> [TASK INSTRUCTIONS] Your task is to reproduce the entries below word for word.

> [MATERIAL PROVIDED]
►

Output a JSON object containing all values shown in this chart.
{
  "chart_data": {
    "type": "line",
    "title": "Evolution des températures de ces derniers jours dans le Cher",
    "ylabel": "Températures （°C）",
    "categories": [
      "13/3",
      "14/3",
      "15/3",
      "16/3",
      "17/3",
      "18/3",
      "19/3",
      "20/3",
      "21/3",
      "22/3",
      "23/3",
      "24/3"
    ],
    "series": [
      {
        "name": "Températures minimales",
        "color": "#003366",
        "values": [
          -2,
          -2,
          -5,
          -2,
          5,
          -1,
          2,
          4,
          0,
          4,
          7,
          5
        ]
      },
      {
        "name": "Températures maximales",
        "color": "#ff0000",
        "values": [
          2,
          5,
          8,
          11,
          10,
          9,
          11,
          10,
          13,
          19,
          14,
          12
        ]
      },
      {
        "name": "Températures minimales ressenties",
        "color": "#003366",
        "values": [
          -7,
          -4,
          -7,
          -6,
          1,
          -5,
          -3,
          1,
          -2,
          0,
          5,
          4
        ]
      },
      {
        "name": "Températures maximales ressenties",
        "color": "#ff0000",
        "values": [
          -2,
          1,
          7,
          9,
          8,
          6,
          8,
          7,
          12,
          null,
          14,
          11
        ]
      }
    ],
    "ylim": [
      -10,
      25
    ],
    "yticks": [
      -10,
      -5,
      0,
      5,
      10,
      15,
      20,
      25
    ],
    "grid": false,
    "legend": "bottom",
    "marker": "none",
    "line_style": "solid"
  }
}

◄

> [WORKED SOLUTION]
Output a JSON object containing all values shown in this chart.
{
  "chart_data": {
    "type": "line",
    "title": "Evolution des températures de ces derniers jours dans le Cher",
    "ylabel": "Températures （°C）",
    "categories": [
      "13/3",
      "14/3",
      "15/3",
      "16/3",
      "17/3",
      "18/3",
      "19/3",
      "20/3",
      "21/3",
      "22/3",
      "23/3",
      "24/3"
    ],
    "series": [
      {
        "name": "Températures minimales",
        "color": "#003366",
        "values": [
          -2,
          -2,
          -5,
          -2,
          5,
          -1,
          2,
          4,
          0,
          4,
          7,
          5
        ]
      },
      {
        "name": "Températures maximales",
        "color": "#ff0000",
        "values": [
          2,
          5,
          8,
          11,
          10,
          9,
          11,
          10,
          13,
          19,
          14,
          12
        ]
      },
      {
        "name": "Températures minimales ressenties",
        "color": "#003366",
        "values": [
          -7,
          -4,
          -7,
          -6,
          1,
          -5,
          -3,
          1,
          -2,
          0,
          5,
          4
        ]
      },
      {
        "name": "Températures maximales ressenties",
        "color": "#ff0000",
        "values": [
          -2,
          1,
          7,
          9,
          8,
          6,
          8,
          7,
          12,
          null,
          14,
          11
        ]
      }
    ],
    "ylim": [
      -10,
      25
    ],
    "yticks": [
      -10,
      -5,
      0,
      5,
      10,
      15,
      20,
      25
    ],
    "grid": false,
    "legend": "bottom",
    "marker": "none",
    "line_style": "solid"
  }
}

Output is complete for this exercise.